(Data excerpts)
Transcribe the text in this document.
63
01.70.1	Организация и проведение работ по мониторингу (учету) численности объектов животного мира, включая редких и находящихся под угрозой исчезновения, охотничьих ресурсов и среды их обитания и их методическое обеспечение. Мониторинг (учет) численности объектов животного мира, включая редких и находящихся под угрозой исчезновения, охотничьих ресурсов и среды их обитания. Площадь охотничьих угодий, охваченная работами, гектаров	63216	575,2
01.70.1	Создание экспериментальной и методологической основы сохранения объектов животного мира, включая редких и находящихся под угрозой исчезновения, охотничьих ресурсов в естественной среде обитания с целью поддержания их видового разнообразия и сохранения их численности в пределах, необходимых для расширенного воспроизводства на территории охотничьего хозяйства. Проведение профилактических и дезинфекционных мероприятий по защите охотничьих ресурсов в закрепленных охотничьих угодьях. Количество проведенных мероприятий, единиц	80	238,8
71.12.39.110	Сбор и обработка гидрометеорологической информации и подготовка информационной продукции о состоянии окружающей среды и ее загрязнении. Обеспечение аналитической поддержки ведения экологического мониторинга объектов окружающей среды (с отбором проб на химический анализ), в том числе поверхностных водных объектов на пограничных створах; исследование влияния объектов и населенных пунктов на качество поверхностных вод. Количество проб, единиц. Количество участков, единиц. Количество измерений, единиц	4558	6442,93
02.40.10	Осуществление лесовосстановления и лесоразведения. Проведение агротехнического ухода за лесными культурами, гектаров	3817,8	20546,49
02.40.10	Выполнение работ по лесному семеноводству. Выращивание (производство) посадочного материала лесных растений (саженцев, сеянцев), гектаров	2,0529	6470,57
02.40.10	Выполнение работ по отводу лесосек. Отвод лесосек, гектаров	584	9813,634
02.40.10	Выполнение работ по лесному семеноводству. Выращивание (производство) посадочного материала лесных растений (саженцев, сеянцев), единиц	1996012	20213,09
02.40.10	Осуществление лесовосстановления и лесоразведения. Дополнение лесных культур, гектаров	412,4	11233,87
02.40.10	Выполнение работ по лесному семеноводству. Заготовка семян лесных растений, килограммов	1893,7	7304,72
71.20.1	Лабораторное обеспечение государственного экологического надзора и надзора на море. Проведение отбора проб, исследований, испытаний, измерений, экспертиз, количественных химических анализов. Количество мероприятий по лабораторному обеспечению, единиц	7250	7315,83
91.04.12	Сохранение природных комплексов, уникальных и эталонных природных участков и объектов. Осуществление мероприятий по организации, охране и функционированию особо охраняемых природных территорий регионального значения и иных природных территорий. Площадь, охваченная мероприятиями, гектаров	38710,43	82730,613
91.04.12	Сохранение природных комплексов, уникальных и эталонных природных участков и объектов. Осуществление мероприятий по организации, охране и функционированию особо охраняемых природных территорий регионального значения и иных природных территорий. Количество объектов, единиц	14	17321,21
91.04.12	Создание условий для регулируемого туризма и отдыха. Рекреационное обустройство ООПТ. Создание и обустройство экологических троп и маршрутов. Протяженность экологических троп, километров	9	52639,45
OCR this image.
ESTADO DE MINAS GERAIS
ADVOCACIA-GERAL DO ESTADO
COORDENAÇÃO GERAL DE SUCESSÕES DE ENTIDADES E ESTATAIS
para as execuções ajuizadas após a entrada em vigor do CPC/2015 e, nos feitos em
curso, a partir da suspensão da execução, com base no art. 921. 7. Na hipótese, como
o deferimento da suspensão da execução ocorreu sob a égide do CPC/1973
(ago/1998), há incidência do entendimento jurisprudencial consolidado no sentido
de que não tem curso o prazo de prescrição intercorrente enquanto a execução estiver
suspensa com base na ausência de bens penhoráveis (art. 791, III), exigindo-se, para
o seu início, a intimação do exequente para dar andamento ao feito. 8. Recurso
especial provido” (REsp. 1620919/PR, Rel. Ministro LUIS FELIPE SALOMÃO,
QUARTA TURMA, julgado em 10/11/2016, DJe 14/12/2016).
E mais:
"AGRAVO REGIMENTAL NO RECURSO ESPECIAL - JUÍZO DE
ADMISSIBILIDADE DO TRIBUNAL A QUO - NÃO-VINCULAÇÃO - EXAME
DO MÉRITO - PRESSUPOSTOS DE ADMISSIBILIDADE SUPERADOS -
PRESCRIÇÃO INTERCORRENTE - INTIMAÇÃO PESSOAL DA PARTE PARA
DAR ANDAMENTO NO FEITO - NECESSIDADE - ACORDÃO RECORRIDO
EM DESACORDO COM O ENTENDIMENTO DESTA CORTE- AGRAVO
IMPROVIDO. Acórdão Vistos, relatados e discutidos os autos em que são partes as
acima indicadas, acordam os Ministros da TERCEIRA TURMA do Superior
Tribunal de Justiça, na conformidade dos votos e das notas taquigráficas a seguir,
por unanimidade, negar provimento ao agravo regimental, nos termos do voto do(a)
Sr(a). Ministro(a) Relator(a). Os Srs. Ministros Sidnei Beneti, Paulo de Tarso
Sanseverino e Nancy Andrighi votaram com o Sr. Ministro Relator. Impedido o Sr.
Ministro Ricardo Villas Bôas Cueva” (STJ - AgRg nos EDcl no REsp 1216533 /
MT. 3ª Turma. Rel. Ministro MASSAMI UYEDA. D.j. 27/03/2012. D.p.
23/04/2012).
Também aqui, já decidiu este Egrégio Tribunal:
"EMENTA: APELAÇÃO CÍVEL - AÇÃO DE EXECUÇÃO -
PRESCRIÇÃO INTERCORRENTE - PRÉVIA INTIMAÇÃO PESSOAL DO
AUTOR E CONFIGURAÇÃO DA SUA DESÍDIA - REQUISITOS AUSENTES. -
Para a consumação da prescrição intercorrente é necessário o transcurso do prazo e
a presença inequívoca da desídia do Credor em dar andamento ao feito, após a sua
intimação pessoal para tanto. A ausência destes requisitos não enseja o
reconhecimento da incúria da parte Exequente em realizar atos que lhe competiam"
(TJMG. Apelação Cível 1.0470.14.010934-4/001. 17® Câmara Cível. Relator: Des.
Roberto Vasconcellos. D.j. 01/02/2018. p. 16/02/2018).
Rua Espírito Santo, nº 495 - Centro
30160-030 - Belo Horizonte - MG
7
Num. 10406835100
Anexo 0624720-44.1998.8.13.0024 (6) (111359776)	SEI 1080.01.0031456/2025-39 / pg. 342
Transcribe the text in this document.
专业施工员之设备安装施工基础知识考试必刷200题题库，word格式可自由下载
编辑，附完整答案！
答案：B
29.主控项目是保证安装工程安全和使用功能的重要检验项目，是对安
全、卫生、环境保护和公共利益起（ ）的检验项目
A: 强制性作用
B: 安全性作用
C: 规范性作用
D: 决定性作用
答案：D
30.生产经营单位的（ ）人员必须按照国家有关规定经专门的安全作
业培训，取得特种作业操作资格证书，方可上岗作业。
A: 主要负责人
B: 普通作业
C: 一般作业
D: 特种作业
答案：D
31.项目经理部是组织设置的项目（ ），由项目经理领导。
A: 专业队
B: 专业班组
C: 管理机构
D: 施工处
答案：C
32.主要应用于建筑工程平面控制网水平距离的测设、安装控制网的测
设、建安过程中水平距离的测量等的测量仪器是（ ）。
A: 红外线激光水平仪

Your instructions: Gather from the data above every line with the string "suspensão".

Finished task:
curso, a partir da suspensão da execução, com base no art. 921. 7. Na hipótese, como
o deferimento da suspensão da execução ocorreu sob a égide do CPC/1973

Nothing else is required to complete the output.